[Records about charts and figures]
* start *

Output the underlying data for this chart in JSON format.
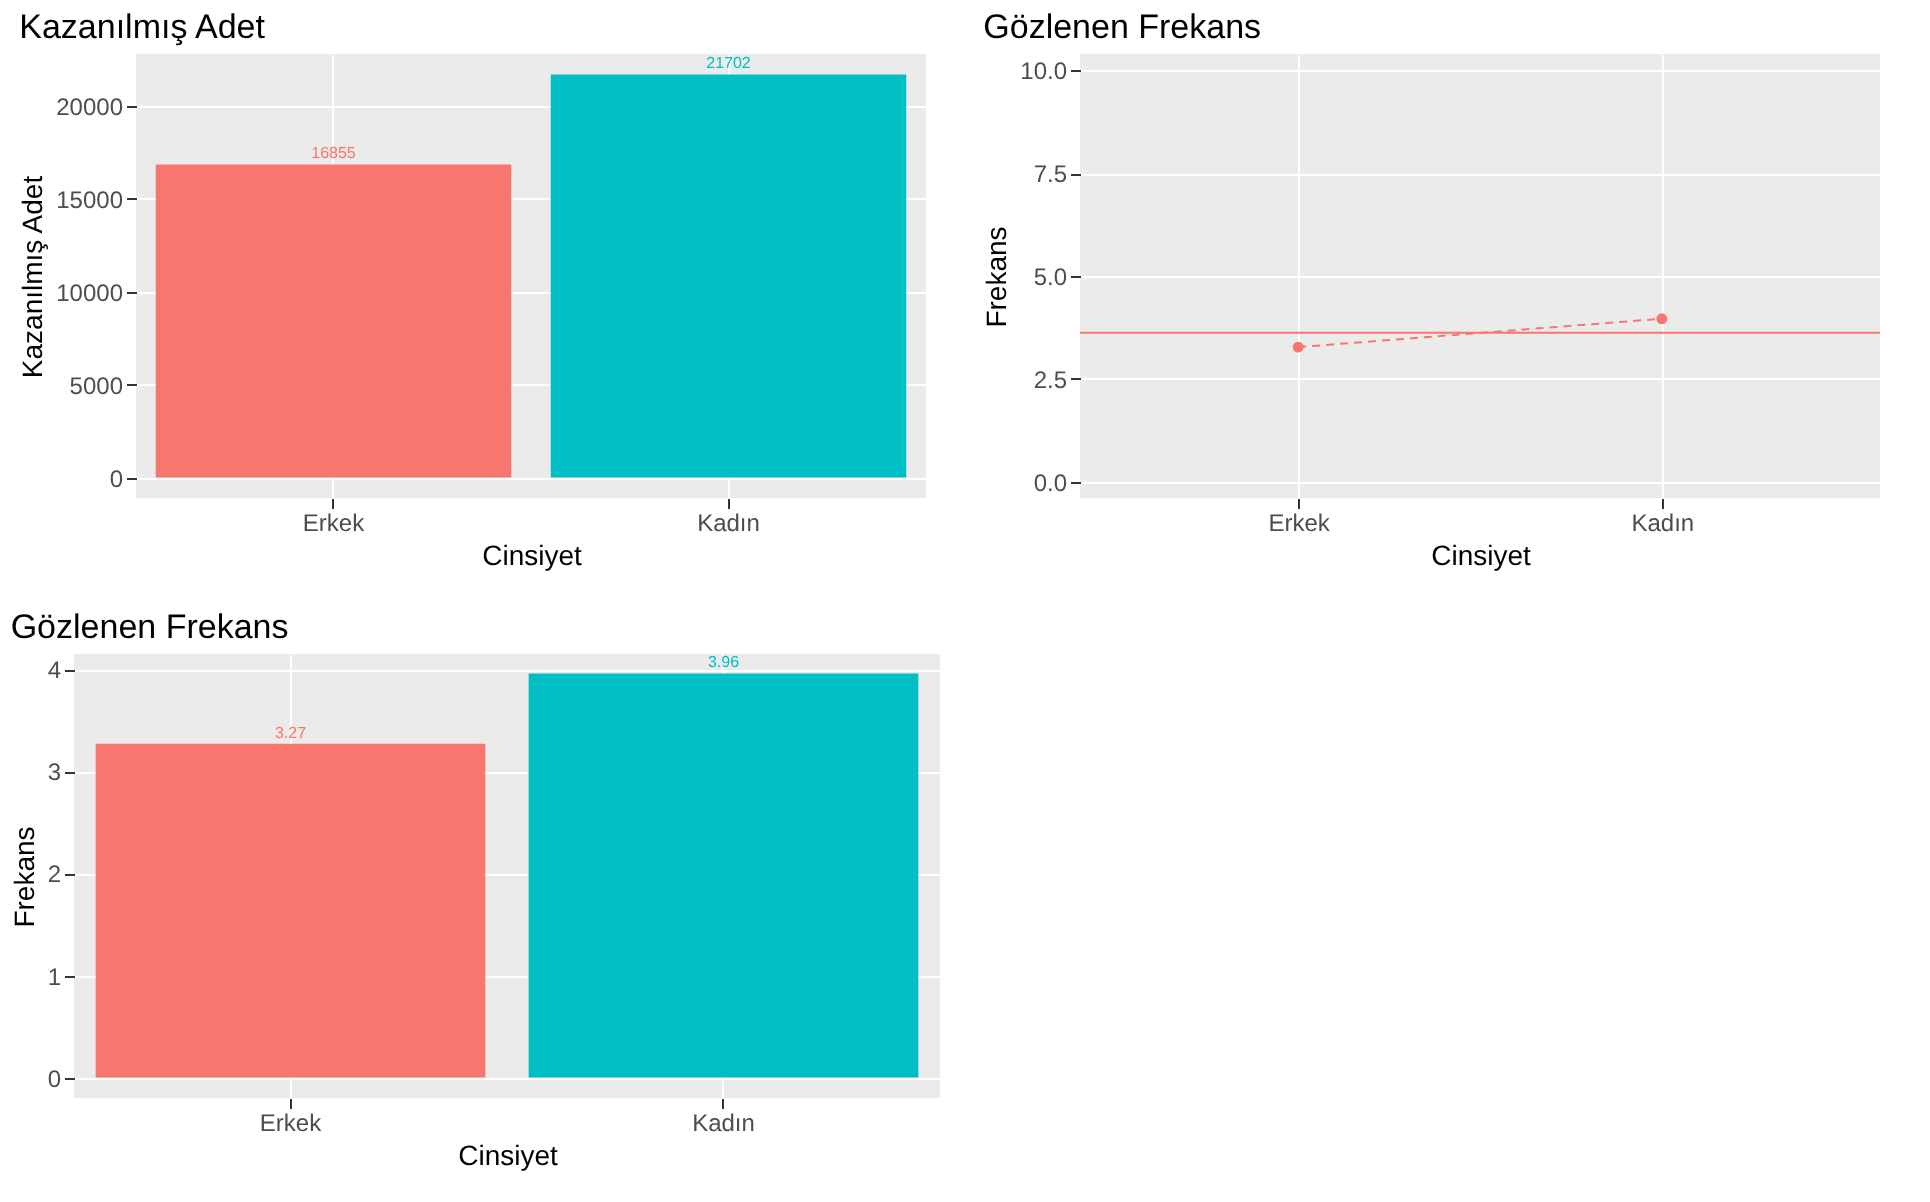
{
  "chart_data": [
    {
      "type": "bar",
      "title": "Kazanılmış Adet",
      "xlabel": "Cinsiyet",
      "ylabel": "Kazanılmış Adet",
      "categories": [
        "Erkek",
        "Kadın"
      ],
      "values": [
        16855,
        21702
      ],
      "colors": [
        "#f8766d",
        "#00bfc4"
      ],
      "data_labels": true,
      "ylim": [
        -1100,
        22800
      ],
      "yticks": [
        0,
        5000,
        10000,
        15000,
        20000
      ],
      "grid": true
    },
    {
      "type": "line",
      "title": "Gözlenen Frekans",
      "xlabel": "Cinsiyet",
      "ylabel": "Frekans",
      "categories": [
        "Erkek",
        "Kadın"
      ],
      "series": [
        {
          "color": "#f8766d",
          "values": [
            3.27,
            3.96
          ]
        }
      ],
      "marker": "circle",
      "line_style": "dashed",
      "ref_lines": [
        {
          "axis": "y",
          "value": 3.62,
          "color": "#f8766d",
          "line_style": "solid"
        }
      ],
      "ylim": [
        -0.4,
        10.4
      ],
      "yticks": [
        {
          "value": 0,
          "label": "0.0"
        },
        2.5,
        {
          "value": 5,
          "label": "5.0"
        },
        7.5,
        {
          "value": 10,
          "label": "10.0"
        }
      ],
      "grid": true
    },
    {
      "type": "bar",
      "title": "Gözlenen Frekans",
      "xlabel": "Cinsiyet",
      "ylabel": "Frekans",
      "categories": [
        "Erkek",
        "Kadın"
      ],
      "values": [
        3.27,
        3.96
      ],
      "colors": [
        "#f8766d",
        "#00bfc4"
      ],
      "data_labels": true,
      "ylim": [
        -0.2,
        4.15
      ],
      "yticks": [
        0,
        1,
        2,
        3,
        4
      ],
      "grid": true
    }
  ]
}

* end *

• [Aim of the exercise]:
Your task is to repeat the data above exactly while excluding the pictures.

• [Written response]:
Output the underlying data for this chart in JSON format.
{
  "chart_data": [
    {
      "type": "bar",
      "title": "Kazanılmış Adet",
      "xlabel": "Cinsiyet",
      "ylabel": "Kazanılmış Adet",
      "categories": [
        "Erkek",
        "Kadın"
      ],
      "values": [
        16855,
        21702
      ],
      "colors": [
        "#f8766d",
        "#00bfc4"
      ],
      "data_labels": true,
      "ylim": [
        -1100,
        22800
      ],
      "yticks": [
        0,
        5000,
        10000,
        15000,
        20000
      ],
      "grid": true
    },
    {
      "type": "line",
      "title": "Gözlenen Frekans",
      "xlabel": "Cinsiyet",
      "ylabel": "Frekans",
      "categories": [
        "Erkek",
        "Kadın"
      ],
      "series": [
        {
          "color": "#f8766d",
          "values": [
            3.27,
            3.96
          ]
        }
      ],
      "marker": "circle",
      "line_style": "dashed",
      "ref_lines": [
        {
          "axis": "y",
          "value": 3.62,
          "color": "#f8766d",
          "line_style": "solid"
        }
      ],
      "ylim": [
        -0.4,
        10.4
      ],
      "yticks": [
        {
          "value": 0,
          "label": "0.0"
        },
        2.5,
        {
          "value": 5,
          "label": "5.0"
        },
        7.5,
        {
          "value": 10,
          "label": "10.0"
        }
      ],
      "grid": true
    },
    {
      "type": "bar",
      "title": "Gözlenen Frekans",
      "xlabel": "Cinsiyet",
      "ylabel": "Frekans",
      "categories": [
        "Erkek",
        "Kadın"
      ],
      "values": [
        3.27,
        3.96
      ],
      "colors": [
        "#f8766d",
        "#00bfc4"
      ],
      "data_labels": true,
      "ylim": [
        -0.2,
        4.15
      ],
      "yticks": [
        0,
        1,
        2,
        3,
        4
      ],
      "grid": true
    }
  ]
}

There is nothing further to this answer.